Records from a data source:
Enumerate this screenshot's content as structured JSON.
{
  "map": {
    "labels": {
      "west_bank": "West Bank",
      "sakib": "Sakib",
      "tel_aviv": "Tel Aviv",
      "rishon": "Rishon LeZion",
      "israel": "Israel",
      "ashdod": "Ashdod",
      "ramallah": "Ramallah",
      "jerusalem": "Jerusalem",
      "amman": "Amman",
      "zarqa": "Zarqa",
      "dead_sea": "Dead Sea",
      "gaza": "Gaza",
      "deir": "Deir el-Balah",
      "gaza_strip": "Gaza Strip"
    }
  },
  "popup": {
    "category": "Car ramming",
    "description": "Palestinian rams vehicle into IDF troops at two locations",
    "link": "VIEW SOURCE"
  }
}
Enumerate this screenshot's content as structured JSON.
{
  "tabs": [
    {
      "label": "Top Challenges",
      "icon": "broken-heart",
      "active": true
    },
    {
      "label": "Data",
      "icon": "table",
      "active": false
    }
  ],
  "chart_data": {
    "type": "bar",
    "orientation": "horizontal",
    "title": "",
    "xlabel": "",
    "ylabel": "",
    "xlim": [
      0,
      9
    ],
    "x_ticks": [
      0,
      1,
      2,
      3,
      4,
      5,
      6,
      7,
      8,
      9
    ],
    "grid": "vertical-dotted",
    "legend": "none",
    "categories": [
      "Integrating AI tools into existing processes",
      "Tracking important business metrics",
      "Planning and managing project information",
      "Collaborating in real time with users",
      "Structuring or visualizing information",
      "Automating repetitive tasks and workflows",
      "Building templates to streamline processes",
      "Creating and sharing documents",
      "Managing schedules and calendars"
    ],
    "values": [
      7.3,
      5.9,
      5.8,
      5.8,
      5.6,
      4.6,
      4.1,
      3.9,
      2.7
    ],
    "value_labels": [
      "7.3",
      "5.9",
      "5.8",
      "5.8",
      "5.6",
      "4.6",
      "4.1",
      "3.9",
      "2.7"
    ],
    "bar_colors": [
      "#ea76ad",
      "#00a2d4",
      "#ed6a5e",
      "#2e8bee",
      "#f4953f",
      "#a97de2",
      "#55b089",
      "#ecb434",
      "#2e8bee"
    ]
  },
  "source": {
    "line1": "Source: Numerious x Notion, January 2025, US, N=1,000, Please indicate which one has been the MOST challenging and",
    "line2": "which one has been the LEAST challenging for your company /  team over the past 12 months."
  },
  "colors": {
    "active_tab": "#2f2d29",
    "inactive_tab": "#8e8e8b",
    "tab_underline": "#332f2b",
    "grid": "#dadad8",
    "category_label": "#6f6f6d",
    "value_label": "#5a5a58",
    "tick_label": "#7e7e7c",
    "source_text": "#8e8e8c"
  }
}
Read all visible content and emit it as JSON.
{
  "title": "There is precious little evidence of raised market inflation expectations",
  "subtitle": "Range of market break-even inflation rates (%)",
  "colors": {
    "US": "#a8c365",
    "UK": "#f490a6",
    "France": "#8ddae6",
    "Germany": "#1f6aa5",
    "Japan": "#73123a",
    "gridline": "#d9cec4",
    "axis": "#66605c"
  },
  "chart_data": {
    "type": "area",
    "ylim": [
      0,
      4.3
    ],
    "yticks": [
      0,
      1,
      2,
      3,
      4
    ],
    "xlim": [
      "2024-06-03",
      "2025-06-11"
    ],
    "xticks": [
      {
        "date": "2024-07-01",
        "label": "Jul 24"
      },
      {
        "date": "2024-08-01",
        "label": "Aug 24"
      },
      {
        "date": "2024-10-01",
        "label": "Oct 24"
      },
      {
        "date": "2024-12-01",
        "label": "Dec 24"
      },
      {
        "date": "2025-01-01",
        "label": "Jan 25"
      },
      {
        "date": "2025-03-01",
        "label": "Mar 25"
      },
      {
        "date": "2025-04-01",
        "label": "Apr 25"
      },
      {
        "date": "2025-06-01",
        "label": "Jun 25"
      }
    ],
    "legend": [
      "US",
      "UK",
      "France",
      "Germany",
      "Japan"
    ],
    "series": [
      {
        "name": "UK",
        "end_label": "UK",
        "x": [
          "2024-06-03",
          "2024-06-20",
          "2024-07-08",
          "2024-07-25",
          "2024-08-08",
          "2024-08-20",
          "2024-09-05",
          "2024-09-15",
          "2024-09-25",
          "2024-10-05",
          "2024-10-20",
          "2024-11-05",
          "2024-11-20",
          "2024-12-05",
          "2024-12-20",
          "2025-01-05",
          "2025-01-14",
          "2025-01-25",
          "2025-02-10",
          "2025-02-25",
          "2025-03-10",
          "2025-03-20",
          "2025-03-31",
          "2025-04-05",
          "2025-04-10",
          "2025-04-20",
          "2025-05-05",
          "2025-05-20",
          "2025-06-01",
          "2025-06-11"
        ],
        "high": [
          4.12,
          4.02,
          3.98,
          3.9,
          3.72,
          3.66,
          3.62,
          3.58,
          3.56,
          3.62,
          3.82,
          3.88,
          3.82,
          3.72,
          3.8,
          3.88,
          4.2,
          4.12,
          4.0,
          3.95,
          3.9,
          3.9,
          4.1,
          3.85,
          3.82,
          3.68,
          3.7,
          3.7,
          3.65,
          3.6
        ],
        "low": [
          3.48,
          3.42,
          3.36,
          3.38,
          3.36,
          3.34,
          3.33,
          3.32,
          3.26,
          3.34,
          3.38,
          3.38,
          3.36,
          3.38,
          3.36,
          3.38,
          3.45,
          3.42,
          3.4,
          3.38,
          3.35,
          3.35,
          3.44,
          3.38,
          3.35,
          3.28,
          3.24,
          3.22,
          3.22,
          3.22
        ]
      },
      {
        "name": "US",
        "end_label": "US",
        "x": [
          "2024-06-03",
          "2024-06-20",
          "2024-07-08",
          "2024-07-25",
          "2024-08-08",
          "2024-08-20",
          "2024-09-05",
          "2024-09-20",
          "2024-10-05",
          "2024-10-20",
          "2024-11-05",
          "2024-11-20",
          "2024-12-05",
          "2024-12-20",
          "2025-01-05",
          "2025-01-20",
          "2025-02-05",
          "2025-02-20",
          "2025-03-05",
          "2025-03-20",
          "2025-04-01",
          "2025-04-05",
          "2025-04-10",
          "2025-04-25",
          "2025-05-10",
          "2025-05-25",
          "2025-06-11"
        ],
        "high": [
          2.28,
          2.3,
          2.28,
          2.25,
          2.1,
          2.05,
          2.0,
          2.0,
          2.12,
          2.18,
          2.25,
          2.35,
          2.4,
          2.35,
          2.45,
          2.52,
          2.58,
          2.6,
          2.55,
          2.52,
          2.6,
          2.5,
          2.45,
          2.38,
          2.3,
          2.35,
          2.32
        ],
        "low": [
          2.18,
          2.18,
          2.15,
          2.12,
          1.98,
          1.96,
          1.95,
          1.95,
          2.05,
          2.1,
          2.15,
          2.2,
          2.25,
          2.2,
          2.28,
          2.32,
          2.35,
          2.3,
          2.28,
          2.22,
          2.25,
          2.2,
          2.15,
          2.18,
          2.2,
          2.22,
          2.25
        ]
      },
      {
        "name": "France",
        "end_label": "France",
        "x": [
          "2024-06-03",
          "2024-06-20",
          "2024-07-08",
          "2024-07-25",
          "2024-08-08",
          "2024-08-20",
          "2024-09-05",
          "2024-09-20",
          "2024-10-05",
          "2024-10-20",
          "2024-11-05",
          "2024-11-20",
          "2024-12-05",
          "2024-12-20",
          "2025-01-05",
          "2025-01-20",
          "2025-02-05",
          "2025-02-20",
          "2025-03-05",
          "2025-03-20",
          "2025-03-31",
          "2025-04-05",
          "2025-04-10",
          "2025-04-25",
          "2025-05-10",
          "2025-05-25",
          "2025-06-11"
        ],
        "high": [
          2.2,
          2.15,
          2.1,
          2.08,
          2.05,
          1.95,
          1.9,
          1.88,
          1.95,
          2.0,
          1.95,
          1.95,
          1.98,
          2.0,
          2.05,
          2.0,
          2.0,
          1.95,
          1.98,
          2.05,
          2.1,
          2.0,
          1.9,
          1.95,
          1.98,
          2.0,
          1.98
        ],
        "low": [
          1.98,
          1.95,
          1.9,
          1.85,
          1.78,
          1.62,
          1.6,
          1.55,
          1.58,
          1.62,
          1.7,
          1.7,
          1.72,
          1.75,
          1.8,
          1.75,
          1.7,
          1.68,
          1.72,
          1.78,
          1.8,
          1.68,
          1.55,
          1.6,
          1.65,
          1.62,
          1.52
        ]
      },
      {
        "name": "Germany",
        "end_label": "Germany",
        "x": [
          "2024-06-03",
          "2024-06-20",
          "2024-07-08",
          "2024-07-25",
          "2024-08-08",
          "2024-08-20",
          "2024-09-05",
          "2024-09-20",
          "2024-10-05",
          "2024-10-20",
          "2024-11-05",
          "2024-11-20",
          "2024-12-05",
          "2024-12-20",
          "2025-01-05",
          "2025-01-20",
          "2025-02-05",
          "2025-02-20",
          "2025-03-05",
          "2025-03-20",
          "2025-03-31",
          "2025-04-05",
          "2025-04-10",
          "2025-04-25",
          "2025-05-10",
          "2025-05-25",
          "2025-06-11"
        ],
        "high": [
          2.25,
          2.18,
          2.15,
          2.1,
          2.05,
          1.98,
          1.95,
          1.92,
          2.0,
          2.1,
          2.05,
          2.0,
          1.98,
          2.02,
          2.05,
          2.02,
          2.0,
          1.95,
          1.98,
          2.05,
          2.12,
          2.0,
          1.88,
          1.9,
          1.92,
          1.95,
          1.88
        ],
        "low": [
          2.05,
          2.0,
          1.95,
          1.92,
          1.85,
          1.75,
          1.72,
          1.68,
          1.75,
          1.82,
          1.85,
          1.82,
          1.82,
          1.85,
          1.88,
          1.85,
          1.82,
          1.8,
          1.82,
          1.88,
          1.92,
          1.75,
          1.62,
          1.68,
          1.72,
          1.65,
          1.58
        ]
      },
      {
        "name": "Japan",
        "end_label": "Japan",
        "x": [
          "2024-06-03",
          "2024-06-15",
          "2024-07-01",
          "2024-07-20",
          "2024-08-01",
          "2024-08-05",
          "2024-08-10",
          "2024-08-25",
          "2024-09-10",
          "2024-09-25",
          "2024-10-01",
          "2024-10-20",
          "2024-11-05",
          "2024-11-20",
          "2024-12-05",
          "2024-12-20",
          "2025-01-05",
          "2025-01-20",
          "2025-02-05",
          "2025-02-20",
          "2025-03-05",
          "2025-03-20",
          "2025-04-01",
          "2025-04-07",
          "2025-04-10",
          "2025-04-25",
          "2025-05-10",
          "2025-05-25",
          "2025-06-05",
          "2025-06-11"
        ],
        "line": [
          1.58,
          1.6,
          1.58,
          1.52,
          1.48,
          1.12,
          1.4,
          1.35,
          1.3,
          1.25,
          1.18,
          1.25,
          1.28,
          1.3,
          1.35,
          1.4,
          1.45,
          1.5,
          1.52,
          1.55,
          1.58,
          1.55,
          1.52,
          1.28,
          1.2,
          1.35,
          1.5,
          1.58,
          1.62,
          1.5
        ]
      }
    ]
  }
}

What you need to do:
Pull out every line in the data above that has the word "date".

Response:
        "date": "2024-07-01",
        "date": "2024-08-01",
        "date": "2024-10-01",
        "date": "2024-12-01",
        "date": "2025-01-01",
        "date": "2025-03-01",
        "date": "2025-04-01",
        "date": "2025-06-01",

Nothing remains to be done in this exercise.